EXERCISE REQUIREMENTS: Check each line of the records below and collect those that include the word "this".

───── AVAILABLE RECORDS ─────

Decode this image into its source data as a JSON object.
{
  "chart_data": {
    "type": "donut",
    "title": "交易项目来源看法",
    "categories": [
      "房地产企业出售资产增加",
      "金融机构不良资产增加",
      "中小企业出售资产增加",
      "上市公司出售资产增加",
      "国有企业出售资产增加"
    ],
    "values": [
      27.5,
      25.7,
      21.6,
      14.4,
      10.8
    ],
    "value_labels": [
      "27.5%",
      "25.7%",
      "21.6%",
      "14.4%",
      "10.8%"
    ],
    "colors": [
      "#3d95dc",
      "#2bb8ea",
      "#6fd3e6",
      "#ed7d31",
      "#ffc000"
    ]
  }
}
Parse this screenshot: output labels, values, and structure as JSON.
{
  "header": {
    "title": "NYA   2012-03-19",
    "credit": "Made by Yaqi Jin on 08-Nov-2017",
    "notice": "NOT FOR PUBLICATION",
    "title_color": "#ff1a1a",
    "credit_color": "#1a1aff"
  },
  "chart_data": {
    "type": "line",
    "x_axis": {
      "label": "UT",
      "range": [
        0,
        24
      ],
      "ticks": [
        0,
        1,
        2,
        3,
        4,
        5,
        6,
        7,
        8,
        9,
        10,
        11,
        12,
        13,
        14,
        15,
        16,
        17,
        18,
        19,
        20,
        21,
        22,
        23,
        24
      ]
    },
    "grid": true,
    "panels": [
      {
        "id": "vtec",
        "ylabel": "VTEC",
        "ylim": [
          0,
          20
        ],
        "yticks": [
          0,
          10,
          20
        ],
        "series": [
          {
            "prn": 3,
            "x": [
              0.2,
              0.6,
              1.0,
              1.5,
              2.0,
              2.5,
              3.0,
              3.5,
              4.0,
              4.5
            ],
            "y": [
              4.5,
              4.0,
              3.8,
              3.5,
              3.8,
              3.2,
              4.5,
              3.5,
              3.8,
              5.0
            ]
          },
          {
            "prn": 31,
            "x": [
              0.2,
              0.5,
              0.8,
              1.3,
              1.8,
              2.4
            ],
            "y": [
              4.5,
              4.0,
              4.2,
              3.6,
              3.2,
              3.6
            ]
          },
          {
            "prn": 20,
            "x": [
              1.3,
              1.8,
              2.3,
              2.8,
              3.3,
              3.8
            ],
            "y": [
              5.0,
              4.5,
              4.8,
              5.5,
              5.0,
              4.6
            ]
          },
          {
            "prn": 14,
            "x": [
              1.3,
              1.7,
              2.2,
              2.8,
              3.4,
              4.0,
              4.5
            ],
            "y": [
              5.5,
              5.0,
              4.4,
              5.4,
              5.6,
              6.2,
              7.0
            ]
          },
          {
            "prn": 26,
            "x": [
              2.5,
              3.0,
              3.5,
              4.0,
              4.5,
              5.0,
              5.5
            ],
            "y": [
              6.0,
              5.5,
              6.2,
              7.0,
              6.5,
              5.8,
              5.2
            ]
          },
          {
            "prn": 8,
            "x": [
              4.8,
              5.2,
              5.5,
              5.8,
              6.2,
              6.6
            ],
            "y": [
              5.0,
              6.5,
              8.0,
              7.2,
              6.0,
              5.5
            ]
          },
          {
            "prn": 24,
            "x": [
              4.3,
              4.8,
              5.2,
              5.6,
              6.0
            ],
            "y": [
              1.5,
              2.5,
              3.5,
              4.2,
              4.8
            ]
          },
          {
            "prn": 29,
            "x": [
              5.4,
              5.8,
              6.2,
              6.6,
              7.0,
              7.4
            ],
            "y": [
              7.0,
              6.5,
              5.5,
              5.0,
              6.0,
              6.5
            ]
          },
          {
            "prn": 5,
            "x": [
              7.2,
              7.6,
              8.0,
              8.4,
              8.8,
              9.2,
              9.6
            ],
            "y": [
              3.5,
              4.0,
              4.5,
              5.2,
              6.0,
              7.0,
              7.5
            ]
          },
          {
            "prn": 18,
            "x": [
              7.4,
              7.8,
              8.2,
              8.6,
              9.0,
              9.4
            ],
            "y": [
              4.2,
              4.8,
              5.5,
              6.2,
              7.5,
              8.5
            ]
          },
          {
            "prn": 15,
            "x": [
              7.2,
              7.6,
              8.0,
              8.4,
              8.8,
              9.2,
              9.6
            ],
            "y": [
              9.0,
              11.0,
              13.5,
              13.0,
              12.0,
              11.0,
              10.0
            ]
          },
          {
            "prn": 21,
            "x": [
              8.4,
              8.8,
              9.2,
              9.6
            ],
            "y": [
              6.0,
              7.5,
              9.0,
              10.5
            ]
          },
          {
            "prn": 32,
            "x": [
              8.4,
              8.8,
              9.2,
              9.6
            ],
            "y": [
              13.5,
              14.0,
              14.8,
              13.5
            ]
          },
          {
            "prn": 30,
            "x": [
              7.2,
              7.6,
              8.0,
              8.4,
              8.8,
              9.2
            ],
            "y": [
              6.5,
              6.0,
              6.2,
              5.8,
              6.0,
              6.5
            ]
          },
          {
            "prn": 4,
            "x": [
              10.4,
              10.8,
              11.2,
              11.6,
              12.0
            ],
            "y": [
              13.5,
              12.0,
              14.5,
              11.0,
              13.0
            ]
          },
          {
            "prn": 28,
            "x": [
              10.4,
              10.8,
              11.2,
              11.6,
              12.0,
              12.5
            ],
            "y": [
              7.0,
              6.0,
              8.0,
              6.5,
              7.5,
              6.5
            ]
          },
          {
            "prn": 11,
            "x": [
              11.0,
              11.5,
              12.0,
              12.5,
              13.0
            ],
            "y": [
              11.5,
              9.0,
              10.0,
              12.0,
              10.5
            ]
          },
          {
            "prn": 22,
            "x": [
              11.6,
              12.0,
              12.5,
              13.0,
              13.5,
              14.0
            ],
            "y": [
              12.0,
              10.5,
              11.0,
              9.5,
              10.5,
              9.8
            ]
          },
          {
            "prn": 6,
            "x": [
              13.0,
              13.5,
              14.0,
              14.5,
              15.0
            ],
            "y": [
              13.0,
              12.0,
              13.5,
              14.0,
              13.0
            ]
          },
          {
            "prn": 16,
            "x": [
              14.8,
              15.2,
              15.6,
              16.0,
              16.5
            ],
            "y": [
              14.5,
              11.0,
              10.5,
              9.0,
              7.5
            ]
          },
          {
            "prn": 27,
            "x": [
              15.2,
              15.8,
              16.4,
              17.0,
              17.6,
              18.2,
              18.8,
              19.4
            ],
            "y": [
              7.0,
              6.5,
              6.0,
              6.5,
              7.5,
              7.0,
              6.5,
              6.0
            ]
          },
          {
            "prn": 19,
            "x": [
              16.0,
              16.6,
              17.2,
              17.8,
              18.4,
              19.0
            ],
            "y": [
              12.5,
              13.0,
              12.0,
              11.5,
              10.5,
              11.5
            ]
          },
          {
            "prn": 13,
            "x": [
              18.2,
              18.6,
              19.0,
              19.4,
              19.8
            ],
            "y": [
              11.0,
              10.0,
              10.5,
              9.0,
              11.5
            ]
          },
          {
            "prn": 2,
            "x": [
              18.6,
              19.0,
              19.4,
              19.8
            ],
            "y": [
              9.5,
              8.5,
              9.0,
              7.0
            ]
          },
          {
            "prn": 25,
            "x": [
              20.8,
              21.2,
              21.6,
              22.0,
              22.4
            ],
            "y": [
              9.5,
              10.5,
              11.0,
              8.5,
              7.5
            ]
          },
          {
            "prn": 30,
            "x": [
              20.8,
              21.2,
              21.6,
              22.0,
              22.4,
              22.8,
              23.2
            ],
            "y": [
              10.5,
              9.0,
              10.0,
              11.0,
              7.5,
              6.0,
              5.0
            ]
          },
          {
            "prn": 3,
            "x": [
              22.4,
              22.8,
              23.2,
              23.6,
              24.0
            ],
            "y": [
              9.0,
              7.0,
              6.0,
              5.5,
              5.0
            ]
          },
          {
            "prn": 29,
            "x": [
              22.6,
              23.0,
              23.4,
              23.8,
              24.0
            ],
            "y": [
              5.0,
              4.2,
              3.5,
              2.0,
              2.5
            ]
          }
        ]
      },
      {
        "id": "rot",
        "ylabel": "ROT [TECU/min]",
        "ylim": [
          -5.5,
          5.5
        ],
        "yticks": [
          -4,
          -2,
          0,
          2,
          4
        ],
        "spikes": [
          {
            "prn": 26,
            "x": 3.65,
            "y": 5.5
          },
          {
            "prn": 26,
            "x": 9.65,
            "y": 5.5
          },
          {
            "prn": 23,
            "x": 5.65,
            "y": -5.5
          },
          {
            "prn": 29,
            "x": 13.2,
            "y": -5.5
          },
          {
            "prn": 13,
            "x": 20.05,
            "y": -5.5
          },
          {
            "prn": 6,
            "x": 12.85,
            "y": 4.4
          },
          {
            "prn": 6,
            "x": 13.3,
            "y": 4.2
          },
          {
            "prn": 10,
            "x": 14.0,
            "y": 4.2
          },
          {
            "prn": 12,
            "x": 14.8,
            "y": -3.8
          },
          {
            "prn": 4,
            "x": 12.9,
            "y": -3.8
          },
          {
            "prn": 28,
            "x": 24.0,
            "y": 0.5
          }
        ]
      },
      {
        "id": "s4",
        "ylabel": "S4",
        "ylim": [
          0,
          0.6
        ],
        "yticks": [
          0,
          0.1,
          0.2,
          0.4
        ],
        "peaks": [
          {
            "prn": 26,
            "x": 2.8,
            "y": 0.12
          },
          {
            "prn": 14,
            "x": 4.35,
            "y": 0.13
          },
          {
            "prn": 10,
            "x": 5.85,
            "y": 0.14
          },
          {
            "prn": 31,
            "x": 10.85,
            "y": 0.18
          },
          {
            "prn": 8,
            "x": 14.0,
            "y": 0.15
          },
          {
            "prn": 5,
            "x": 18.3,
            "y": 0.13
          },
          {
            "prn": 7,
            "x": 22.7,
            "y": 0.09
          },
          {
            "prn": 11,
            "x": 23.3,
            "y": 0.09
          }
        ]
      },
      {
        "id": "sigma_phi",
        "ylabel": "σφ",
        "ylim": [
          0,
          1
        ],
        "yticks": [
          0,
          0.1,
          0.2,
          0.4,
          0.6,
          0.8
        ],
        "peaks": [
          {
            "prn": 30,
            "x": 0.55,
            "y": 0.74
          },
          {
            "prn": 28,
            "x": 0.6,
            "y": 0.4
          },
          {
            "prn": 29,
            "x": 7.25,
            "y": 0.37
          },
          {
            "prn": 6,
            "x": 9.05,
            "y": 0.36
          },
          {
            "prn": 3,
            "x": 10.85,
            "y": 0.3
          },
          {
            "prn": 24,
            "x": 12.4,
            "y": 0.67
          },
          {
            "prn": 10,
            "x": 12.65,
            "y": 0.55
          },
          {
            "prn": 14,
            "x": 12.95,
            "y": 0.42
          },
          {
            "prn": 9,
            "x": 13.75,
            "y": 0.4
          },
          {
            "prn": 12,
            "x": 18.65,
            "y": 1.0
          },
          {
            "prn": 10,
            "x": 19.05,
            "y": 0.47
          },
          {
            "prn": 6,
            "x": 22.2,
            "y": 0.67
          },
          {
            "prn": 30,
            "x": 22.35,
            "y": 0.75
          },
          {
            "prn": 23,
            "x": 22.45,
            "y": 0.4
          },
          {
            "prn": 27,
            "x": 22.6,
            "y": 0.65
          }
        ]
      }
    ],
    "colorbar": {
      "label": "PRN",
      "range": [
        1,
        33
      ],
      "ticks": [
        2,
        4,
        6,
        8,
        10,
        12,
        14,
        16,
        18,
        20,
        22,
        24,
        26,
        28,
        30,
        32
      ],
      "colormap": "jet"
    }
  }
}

─────

ANSWER TO THE EXERCISE:
Decode this image into its source data as a JSON object.
Parse this screenshot: output labels, values, and structure as JSON.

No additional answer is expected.